Challenge: Print all the data, keeping every line exactly as it is.

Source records
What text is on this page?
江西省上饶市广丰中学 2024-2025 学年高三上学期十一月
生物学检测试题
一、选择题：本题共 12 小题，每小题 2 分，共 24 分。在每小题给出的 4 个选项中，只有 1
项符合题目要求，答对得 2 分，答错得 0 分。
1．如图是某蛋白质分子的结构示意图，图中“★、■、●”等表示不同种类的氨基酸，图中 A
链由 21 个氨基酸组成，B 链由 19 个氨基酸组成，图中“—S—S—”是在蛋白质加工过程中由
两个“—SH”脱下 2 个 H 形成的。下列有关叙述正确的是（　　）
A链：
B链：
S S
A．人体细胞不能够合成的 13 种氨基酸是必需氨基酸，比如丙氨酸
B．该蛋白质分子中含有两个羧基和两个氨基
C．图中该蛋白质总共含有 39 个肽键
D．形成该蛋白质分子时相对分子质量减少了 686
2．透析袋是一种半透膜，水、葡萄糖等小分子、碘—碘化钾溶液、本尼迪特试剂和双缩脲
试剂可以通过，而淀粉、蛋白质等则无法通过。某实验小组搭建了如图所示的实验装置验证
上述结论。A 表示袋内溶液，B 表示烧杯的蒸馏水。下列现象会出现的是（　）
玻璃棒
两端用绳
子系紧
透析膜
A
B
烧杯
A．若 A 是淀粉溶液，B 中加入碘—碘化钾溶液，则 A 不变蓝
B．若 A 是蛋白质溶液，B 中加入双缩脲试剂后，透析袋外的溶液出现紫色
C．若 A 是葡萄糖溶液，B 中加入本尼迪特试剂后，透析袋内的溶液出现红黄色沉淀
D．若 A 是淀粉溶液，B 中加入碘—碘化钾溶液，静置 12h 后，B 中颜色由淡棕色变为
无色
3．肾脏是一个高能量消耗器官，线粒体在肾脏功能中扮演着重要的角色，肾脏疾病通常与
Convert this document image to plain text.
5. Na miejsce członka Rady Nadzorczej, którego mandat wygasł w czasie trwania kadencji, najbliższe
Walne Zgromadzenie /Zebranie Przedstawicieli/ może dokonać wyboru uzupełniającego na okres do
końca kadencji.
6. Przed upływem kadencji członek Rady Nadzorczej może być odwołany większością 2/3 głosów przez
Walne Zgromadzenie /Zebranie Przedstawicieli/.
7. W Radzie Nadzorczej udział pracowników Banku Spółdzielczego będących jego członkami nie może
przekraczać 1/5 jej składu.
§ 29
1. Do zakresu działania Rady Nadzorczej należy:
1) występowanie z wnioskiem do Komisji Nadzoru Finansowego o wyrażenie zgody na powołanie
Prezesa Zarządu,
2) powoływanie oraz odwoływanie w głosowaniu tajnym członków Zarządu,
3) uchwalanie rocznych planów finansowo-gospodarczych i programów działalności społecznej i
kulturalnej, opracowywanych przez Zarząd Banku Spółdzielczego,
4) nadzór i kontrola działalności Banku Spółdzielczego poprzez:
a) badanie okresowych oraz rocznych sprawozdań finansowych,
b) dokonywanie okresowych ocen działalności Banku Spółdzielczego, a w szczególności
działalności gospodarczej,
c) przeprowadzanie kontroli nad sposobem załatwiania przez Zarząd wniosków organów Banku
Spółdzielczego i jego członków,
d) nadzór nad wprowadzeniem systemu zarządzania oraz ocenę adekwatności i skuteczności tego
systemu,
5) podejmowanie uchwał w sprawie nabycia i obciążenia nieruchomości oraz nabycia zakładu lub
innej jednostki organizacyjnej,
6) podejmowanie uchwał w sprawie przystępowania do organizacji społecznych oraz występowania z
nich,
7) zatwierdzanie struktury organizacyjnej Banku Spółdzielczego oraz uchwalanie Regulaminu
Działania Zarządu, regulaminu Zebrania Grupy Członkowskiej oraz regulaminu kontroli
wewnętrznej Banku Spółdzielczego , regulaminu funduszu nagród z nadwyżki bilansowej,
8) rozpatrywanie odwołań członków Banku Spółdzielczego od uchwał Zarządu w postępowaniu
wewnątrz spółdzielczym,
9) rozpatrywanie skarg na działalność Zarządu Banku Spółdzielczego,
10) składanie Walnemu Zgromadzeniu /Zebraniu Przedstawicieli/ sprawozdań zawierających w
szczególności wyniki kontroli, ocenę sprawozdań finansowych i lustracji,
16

Full output:
What text is on this page?
江西省上饶市广丰中学 2024-2025 学年高三上学期十一月
生物学检测试题
一、选择题：本题共 12 小题，每小题 2 分，共 24 分。在每小题给出的 4 个选项中，只有 1
项符合题目要求，答对得 2 分，答错得 0 分。
1．如图是某蛋白质分子的结构示意图，图中“★、■、●”等表示不同种类的氨基酸，图中 A
链由 21 个氨基酸组成，B 链由 19 个氨基酸组成，图中“—S—S—”是在蛋白质加工过程中由
两个“—SH”脱下 2 个 H 形成的。下列有关叙述正确的是（　　）
A链：
B链：
S S
A．人体细胞不能够合成的 13 种氨基酸是必需氨基酸，比如丙氨酸
B．该蛋白质分子中含有两个羧基和两个氨基
C．图中该蛋白质总共含有 39 个肽键
D．形成该蛋白质分子时相对分子质量减少了 686
2．透析袋是一种半透膜，水、葡萄糖等小分子、碘—碘化钾溶液、本尼迪特试剂和双缩脲
试剂可以通过，而淀粉、蛋白质等则无法通过。某实验小组搭建了如图所示的实验装置验证
上述结论。A 表示袋内溶液，B 表示烧杯的蒸馏水。下列现象会出现的是（　）
玻璃棒
两端用绳
子系紧
透析膜
A
B
烧杯
A．若 A 是淀粉溶液，B 中加入碘—碘化钾溶液，则 A 不变蓝
B．若 A 是蛋白质溶液，B 中加入双缩脲试剂后，透析袋外的溶液出现紫色
C．若 A 是葡萄糖溶液，B 中加入本尼迪特试剂后，透析袋内的溶液出现红黄色沉淀
D．若 A 是淀粉溶液，B 中加入碘—碘化钾溶液，静置 12h 后，B 中颜色由淡棕色变为
无色
3．肾脏是一个高能量消耗器官，线粒体在肾脏功能中扮演着重要的角色，肾脏疾病通常与
Convert this document image to plain text.
5. Na miejsce członka Rady Nadzorczej, którego mandat wygasł w czasie trwania kadencji, najbliższe
Walne Zgromadzenie /Zebranie Przedstawicieli/ może dokonać wyboru uzupełniającego na okres do
końca kadencji.
6. Przed upływem kadencji członek Rady Nadzorczej może być odwołany większością 2/3 głosów przez
Walne Zgromadzenie /Zebranie Przedstawicieli/.
7. W Radzie Nadzorczej udział pracowników Banku Spółdzielczego będących jego członkami nie może
przekraczać 1/5 jej składu.
§ 29
1. Do zakresu działania Rady Nadzorczej należy:
1) występowanie z wnioskiem do Komisji Nadzoru Finansowego o wyrażenie zgody na powołanie
Prezesa Zarządu,
2) powoływanie oraz odwoływanie w głosowaniu tajnym członków Zarządu,
3) uchwalanie rocznych planów finansowo-gospodarczych i programów działalności społecznej i
kulturalnej, opracowywanych przez Zarząd Banku Spółdzielczego,
4) nadzór i kontrola działalności Banku Spółdzielczego poprzez:
a) badanie okresowych oraz rocznych sprawozdań finansowych,
b) dokonywanie okresowych ocen działalności Banku Spółdzielczego, a w szczególności
działalności gospodarczej,
c) przeprowadzanie kontroli nad sposobem załatwiania przez Zarząd wniosków organów Banku
Spółdzielczego i jego członków,
d) nadzór nad wprowadzeniem systemu zarządzania oraz ocenę adekwatności i skuteczności tego
systemu,
5) podejmowanie uchwał w sprawie nabycia i obciążenia nieruchomości oraz nabycia zakładu lub
innej jednostki organizacyjnej,
6) podejmowanie uchwał w sprawie przystępowania do organizacji społecznych oraz występowania z
nich,
7) zatwierdzanie struktury organizacyjnej Banku Spółdzielczego oraz uchwalanie Regulaminu
Działania Zarządu, regulaminu Zebrania Grupy Członkowskiej oraz regulaminu kontroli
wewnętrznej Banku Spółdzielczego , regulaminu funduszu nagród z nadwyżki bilansowej,
8) rozpatrywanie odwołań członków Banku Spółdzielczego od uchwał Zarządu w postępowaniu
wewnątrz spółdzielczym,
9) rozpatrywanie skarg na działalność Zarządu Banku Spółdzielczego,
10) składanie Walnemu Zgromadzeniu /Zebraniu Przedstawicieli/ sprawozdań zawierających w
szczególności wyniki kontroli, ocenę sprawozdań finansowych i lustracji,
16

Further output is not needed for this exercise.